-- INSTRUCTION --
Reproduce the records below, changing every "tears-of-joy-icon" to "laughing-emoji-icon" and leaving all other text as it is.

-- AVAILABLE RECORDS --
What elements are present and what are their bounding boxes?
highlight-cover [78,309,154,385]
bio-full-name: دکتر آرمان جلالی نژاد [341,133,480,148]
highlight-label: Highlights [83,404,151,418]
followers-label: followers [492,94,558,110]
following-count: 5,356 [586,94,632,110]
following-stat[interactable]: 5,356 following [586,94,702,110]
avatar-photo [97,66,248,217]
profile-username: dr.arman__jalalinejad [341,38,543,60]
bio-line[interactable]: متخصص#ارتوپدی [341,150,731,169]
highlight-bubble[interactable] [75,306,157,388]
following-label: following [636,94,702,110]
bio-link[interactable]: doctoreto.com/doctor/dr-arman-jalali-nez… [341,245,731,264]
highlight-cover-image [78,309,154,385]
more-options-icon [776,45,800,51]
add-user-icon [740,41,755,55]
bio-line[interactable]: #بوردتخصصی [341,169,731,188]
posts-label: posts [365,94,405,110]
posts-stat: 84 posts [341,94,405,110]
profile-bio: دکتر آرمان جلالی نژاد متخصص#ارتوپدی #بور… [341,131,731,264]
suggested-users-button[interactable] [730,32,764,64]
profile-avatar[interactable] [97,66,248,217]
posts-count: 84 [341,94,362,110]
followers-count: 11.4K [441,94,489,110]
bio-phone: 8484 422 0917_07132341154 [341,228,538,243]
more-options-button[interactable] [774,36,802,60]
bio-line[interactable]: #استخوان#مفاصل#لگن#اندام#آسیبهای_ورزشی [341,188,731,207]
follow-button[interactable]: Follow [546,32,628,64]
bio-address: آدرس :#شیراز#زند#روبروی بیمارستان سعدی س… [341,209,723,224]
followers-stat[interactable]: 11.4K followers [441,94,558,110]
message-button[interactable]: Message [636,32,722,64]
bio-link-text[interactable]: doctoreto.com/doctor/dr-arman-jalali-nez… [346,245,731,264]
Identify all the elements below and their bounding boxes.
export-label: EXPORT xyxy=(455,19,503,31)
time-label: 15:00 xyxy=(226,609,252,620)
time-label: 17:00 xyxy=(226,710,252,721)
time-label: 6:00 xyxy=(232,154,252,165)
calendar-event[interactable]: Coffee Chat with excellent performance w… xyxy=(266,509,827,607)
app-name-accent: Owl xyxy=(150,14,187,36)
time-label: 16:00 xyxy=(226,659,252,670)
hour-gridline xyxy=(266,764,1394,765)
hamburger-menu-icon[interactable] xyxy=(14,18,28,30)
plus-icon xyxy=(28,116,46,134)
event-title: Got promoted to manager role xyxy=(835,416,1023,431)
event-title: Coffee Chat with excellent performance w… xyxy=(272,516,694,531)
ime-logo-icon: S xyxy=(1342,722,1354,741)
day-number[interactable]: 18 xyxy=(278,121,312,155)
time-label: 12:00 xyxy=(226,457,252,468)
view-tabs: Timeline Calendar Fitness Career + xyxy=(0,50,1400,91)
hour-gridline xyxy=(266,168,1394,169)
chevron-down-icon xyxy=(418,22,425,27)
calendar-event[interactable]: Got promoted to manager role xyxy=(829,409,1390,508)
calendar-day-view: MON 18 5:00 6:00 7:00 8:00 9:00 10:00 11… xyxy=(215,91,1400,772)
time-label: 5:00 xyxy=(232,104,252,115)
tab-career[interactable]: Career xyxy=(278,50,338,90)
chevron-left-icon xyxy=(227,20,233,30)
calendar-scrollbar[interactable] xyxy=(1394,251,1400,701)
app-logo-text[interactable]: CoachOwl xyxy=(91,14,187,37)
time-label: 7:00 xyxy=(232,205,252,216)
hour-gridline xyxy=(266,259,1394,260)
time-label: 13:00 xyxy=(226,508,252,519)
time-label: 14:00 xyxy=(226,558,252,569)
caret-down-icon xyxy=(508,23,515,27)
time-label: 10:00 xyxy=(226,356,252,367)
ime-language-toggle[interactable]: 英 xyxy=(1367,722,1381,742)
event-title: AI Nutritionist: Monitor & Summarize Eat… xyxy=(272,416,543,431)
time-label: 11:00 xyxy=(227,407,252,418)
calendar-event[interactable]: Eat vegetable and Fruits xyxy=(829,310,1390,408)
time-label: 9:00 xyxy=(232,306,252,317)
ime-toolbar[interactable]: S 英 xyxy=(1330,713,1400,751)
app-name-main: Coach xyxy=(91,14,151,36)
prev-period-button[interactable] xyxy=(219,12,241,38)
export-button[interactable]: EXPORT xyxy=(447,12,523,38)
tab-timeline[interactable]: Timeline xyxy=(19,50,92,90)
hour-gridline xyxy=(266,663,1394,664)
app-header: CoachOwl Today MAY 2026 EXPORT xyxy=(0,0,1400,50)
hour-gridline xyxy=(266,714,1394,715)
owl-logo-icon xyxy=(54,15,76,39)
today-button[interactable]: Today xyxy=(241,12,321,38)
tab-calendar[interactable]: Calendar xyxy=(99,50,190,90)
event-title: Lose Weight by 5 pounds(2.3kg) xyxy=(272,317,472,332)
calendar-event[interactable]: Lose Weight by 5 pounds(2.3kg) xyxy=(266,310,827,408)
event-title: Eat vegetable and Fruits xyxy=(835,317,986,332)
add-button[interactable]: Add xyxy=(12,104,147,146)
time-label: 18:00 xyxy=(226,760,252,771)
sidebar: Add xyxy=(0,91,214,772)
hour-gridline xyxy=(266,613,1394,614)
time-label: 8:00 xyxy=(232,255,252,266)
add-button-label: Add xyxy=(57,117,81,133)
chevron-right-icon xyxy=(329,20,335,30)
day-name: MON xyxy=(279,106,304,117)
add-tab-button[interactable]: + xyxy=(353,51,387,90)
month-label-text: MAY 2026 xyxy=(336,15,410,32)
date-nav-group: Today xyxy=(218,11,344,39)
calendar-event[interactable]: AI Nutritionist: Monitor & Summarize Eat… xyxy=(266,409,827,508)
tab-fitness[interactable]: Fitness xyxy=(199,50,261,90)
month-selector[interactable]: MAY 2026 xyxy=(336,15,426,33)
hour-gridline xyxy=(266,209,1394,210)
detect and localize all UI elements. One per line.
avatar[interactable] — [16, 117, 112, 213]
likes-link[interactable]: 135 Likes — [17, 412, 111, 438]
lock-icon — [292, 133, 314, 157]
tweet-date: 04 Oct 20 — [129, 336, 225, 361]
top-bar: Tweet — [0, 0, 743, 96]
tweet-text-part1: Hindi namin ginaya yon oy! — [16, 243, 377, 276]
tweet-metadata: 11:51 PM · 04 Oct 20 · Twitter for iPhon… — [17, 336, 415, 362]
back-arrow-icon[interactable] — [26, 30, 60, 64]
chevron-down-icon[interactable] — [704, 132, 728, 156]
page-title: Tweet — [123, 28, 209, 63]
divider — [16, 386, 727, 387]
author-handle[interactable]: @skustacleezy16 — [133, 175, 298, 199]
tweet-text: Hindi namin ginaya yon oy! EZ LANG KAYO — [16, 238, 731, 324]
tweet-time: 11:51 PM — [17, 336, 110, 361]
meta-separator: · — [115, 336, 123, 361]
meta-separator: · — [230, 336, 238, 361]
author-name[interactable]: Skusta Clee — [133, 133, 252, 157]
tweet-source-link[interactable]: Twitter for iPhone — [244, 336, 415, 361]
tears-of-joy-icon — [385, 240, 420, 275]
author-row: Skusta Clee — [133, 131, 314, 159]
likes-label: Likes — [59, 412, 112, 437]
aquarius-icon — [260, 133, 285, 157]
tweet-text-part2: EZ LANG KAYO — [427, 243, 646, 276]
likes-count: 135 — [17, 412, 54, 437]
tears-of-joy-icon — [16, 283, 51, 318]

-- WORKED ANSWER --
What elements are present and what are their bounding boxes?
highlight-cover [78,309,154,385]
bio-full-name: دکتر آرمان جلالی نژاد [341,133,480,148]
highlight-label: Highlights [83,404,151,418]
followers-label: followers [492,94,558,110]
following-count: 5,356 [586,94,632,110]
following-stat[interactable]: 5,356 following [586,94,702,110]
avatar-photo [97,66,248,217]
profile-username: dr.arman__jalalinejad [341,38,543,60]
bio-line[interactable]: متخصص#ارتوپدی [341,150,731,169]
highlight-bubble[interactable] [75,306,157,388]
following-label: following [636,94,702,110]
bio-link[interactable]: doctoreto.com/doctor/dr-arman-jalali-nez… [341,245,731,264]
highlight-cover-image [78,309,154,385]
more-options-icon [776,45,800,51]
add-user-icon [740,41,755,55]
bio-line[interactable]: #بوردتخصصی [341,169,731,188]
posts-label: posts [365,94,405,110]
posts-stat: 84 posts [341,94,405,110]
profile-bio: دکتر آرمان جلالی نژاد متخصص#ارتوپدی #بور… [341,131,731,264]
suggested-users-button[interactable] [730,32,764,64]
profile-avatar[interactable] [97,66,248,217]
posts-count: 84 [341,94,362,110]
followers-count: 11.4K [441,94,489,110]
bio-phone: 8484 422 0917_07132341154 [341,228,538,243]
more-options-button[interactable] [774,36,802,60]
bio-line[interactable]: #استخوان#مفاصل#لگن#اندام#آسیبهای_ورزشی [341,188,731,207]
follow-button[interactable]: Follow [546,32,628,64]
bio-address: آدرس :#شیراز#زند#روبروی بیمارستان سعدی س… [341,209,723,224]
followers-stat[interactable]: 11.4K followers [441,94,558,110]
message-button[interactable]: Message [636,32,722,64]
bio-link-text[interactable]: doctoreto.com/doctor/dr-arman-jalali-nez… [346,245,731,264]
Identify all the elements below and their bounding boxes.
export-label: EXPORT xyxy=(455,19,503,31)
time-label: 15:00 xyxy=(226,609,252,620)
time-label: 17:00 xyxy=(226,710,252,721)
time-label: 6:00 xyxy=(232,154,252,165)
calendar-event[interactable]: Coffee Chat with excellent performance w… xyxy=(266,509,827,607)
app-name-accent: Owl xyxy=(150,14,187,36)
time-label: 16:00 xyxy=(226,659,252,670)
hour-gridline xyxy=(266,764,1394,765)
hamburger-menu-icon[interactable] xyxy=(14,18,28,30)
plus-icon xyxy=(28,116,46,134)
event-title: Got promoted to manager role xyxy=(835,416,1023,431)
event-title: Coffee Chat with excellent performance w… xyxy=(272,516,694,531)
ime-logo-icon: S xyxy=(1342,722,1354,741)
day-number[interactable]: 18 xyxy=(278,121,312,155)
time-label: 12:00 xyxy=(226,457,252,468)
view-tabs: Timeline Calendar Fitness Career + xyxy=(0,50,1400,91)
hour-gridline xyxy=(266,168,1394,169)
chevron-down-icon xyxy=(418,22,425,27)
calendar-event[interactable]: Got promoted to manager role xyxy=(829,409,1390,508)
calendar-day-view: MON 18 5:00 6:00 7:00 8:00 9:00 10:00 11… xyxy=(215,91,1400,772)
time-label: 5:00 xyxy=(232,104,252,115)
tab-career[interactable]: Career xyxy=(278,50,338,90)
chevron-left-icon xyxy=(227,20,233,30)
calendar-scrollbar[interactable] xyxy=(1394,251,1400,701)
app-logo-text[interactable]: CoachOwl xyxy=(91,14,187,37)
time-label: 7:00 xyxy=(232,205,252,216)
hour-gridline xyxy=(266,259,1394,260)
time-label: 13:00 xyxy=(226,508,252,519)
time-label: 14:00 xyxy=(226,558,252,569)
caret-down-icon xyxy=(508,23,515,27)
time-label: 10:00 xyxy=(226,356,252,367)
ime-language-toggle[interactable]: 英 xyxy=(1367,722,1381,742)
event-title: AI Nutritionist: Monitor & Summarize Eat… xyxy=(272,416,543,431)
time-label: 11:00 xyxy=(227,407,252,418)
calendar-event[interactable]: Eat vegetable and Fruits xyxy=(829,310,1390,408)
time-label: 9:00 xyxy=(232,306,252,317)
ime-toolbar[interactable]: S 英 xyxy=(1330,713,1400,751)
app-name-main: Coach xyxy=(91,14,151,36)
prev-period-button[interactable] xyxy=(219,12,241,38)
export-button[interactable]: EXPORT xyxy=(447,12,523,38)
tab-timeline[interactable]: Timeline xyxy=(19,50,92,90)
hour-gridline xyxy=(266,663,1394,664)
app-header: CoachOwl Today MAY 2026 EXPORT xyxy=(0,0,1400,50)
hour-gridline xyxy=(266,714,1394,715)
owl-logo-icon xyxy=(54,15,76,39)
today-button[interactable]: Today xyxy=(241,12,321,38)
tab-calendar[interactable]: Calendar xyxy=(99,50,190,90)
event-title: Lose Weight by 5 pounds(2.3kg) xyxy=(272,317,472,332)
calendar-event[interactable]: Lose Weight by 5 pounds(2.3kg) xyxy=(266,310,827,408)
event-title: Eat vegetable and Fruits xyxy=(835,317,986,332)
add-button[interactable]: Add xyxy=(12,104,147,146)
time-label: 18:00 xyxy=(226,760,252,771)
sidebar: Add xyxy=(0,91,214,772)
hour-gridline xyxy=(266,613,1394,614)
time-label: 8:00 xyxy=(232,255,252,266)
add-button-label: Add xyxy=(57,117,81,133)
chevron-right-icon xyxy=(329,20,335,30)
day-name: MON xyxy=(279,106,304,117)
add-tab-button[interactable]: + xyxy=(353,51,387,90)
month-label-text: MAY 2026 xyxy=(336,15,410,32)
date-nav-group: Today xyxy=(218,11,344,39)
calendar-event[interactable]: AI Nutritionist: Monitor & Summarize Eat… xyxy=(266,409,827,508)
tab-fitness[interactable]: Fitness xyxy=(199,50,261,90)
month-selector[interactable]: MAY 2026 xyxy=(336,15,426,33)
hour-gridline xyxy=(266,209,1394,210)
detect and localize all UI elements. One per line.
avatar[interactable] — [16, 117, 112, 213]
likes-link[interactable]: 135 Likes — [17, 412, 111, 438]
lock-icon — [292, 133, 314, 157]
tweet-date: 04 Oct 20 — [129, 336, 225, 361]
top-bar: Tweet — [0, 0, 743, 96]
tweet-text-part1: Hindi namin ginaya yon oy! — [16, 243, 377, 276]
tweet-metadata: 11:51 PM · 04 Oct 20 · Twitter for iPhon… — [17, 336, 415, 362]
back-arrow-icon[interactable] — [26, 30, 60, 64]
chevron-down-icon[interactable] — [704, 132, 728, 156]
page-title: Tweet — [123, 28, 209, 63]
divider — [16, 386, 727, 387]
author-handle[interactable]: @skustacleezy16 — [133, 175, 298, 199]
tweet-text: Hindi namin ginaya yon oy! EZ LANG KAYO — [16, 238, 731, 324]
tweet-time: 11:51 PM — [17, 336, 110, 361]
meta-separator: · — [115, 336, 123, 361]
meta-separator: · — [230, 336, 238, 361]
author-name[interactable]: Skusta Clee — [133, 133, 252, 157]
tweet-source-link[interactable]: Twitter for iPhone — [244, 336, 415, 361]
laughing-emoji-icon — [385, 240, 420, 275]
author-row: Skusta Clee — [133, 131, 314, 159]
likes-label: Likes — [59, 412, 112, 437]
aquarius-icon — [260, 133, 285, 157]
tweet-text-part2: EZ LANG KAYO — [427, 243, 646, 276]
likes-count: 135 — [17, 412, 54, 437]
laughing-emoji-icon — [16, 283, 51, 318]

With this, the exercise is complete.